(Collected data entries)
— begin —

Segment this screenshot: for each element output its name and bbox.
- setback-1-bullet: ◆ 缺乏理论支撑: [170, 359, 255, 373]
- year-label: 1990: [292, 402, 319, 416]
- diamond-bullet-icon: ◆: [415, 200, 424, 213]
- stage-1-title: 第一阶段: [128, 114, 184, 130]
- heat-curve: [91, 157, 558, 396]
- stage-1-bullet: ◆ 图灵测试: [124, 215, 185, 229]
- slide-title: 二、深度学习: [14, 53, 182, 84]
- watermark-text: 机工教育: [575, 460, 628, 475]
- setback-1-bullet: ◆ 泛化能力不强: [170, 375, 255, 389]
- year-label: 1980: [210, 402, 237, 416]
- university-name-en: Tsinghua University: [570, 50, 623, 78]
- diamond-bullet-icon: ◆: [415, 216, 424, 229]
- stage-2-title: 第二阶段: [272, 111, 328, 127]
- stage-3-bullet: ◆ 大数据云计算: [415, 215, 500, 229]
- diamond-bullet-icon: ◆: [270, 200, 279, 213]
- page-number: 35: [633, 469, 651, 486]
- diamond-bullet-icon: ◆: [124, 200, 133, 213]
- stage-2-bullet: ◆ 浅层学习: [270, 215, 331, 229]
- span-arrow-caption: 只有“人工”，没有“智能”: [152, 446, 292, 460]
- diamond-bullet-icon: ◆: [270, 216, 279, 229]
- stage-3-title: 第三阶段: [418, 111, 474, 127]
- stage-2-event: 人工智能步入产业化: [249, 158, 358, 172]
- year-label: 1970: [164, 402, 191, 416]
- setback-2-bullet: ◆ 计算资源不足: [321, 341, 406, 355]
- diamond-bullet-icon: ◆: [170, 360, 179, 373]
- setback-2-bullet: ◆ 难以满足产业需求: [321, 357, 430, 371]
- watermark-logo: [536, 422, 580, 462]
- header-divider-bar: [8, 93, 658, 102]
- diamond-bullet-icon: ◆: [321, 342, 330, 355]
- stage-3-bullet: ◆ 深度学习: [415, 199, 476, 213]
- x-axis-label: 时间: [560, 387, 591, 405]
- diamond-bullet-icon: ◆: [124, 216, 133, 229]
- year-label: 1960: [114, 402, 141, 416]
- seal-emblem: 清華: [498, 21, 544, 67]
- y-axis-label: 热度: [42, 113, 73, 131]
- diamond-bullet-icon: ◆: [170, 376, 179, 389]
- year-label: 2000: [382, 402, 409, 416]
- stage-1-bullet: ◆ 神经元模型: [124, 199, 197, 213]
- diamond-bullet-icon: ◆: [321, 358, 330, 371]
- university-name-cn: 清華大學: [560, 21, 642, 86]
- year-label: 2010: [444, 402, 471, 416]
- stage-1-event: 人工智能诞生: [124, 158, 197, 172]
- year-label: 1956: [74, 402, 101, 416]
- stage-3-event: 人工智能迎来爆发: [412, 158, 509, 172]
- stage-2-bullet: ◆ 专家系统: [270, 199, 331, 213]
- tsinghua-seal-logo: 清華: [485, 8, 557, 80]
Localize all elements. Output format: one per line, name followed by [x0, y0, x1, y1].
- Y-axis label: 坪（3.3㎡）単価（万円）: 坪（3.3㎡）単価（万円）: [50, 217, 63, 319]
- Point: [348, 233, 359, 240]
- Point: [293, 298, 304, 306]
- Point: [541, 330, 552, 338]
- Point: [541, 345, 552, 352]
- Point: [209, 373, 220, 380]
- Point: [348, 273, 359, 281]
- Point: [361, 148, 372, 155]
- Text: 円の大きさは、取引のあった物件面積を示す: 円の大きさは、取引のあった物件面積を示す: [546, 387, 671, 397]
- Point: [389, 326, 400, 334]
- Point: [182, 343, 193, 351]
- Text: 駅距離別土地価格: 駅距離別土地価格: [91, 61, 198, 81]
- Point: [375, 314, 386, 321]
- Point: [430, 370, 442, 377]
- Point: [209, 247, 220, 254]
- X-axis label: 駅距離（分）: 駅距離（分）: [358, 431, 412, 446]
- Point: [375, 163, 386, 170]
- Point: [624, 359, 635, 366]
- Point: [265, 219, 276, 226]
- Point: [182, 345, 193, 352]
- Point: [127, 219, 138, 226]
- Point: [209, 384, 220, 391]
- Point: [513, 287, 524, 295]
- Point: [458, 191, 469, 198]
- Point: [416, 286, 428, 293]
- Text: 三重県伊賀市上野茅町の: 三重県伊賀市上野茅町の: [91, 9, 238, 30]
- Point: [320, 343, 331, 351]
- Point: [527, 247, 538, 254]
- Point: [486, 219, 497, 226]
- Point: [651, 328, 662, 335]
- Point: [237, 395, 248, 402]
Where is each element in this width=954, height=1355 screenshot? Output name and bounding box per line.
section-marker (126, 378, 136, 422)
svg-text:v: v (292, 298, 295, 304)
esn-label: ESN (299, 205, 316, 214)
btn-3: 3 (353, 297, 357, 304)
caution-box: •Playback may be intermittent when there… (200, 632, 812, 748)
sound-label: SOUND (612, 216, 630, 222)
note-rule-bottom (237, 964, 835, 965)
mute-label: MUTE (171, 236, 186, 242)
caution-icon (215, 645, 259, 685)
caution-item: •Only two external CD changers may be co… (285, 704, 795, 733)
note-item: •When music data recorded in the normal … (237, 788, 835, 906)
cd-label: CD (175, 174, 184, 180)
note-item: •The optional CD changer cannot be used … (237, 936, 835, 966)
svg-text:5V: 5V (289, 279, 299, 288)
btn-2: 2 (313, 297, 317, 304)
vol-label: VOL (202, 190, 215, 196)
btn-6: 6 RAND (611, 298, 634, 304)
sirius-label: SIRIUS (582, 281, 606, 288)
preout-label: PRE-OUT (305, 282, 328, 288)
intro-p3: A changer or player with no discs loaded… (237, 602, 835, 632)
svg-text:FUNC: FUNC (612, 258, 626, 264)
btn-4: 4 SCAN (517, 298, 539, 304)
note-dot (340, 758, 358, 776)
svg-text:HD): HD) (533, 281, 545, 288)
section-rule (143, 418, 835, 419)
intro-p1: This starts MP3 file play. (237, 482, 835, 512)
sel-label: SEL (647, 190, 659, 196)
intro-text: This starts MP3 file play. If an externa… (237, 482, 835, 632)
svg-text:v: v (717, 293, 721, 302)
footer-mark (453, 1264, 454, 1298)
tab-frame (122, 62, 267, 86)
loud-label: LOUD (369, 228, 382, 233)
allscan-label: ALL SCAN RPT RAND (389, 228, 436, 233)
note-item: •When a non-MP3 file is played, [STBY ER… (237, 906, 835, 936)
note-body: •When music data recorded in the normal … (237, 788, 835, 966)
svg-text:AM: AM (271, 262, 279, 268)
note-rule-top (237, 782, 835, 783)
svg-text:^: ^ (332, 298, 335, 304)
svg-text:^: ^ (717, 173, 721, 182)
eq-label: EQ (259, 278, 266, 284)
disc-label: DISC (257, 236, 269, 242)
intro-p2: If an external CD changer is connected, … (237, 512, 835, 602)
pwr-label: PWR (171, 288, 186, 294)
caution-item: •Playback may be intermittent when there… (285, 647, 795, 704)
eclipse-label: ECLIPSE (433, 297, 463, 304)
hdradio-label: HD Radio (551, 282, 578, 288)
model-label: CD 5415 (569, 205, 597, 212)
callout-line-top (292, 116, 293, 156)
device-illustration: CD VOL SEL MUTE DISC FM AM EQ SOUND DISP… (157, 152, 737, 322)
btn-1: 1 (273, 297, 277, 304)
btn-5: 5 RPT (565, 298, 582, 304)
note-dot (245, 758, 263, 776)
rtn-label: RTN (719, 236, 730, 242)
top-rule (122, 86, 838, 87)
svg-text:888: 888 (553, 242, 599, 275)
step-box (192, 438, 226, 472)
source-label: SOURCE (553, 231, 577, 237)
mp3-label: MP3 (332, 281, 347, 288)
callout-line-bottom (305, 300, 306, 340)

— end —

Exercise instructions -> Recast everything in the collected data entries, from the very first line down to the line containing "- university-name-en: Tsinghua" (both included), as a Markdown table with the columns Row and Line, one row per line. Leave out blank lines.

Result of this task ->
| Row | Line |
|---|---|
| 1 | Segment this screenshot: for each element output its name and bbox. |
| 2 | - setback-1-bullet: ◆ 缺乏理论支撑: [170, 359, 255, 373] |
| 3 | - year-label: 1990: [292, 402, 319, 416] |
| 4 | - diamond-bullet-icon: ◆: [415, 200, 424, 213] |
| 5 | - stage-1-title: 第一阶段: [128, 114, 184, 130] |
| 6 | - heat-curve: [91, 157, 558, 396] |
| 7 | - stage-1-bullet: ◆ 图灵测试: [124, 215, 185, 229] |
| 8 | - slide-title: 二、深度学习: [14, 53, 182, 84] |
| 9 | - watermark-text: 机工教育: [575, 460, 628, 475] |
| 10 | - setback-1-bullet: ◆ 泛化能力不强: [170, 375, 255, 389] |
| 11 | - year-label: 1980: [210, 402, 237, 416] |
| 12 | - university-name-en: Tsinghua University: [570, 50, 623, 78] |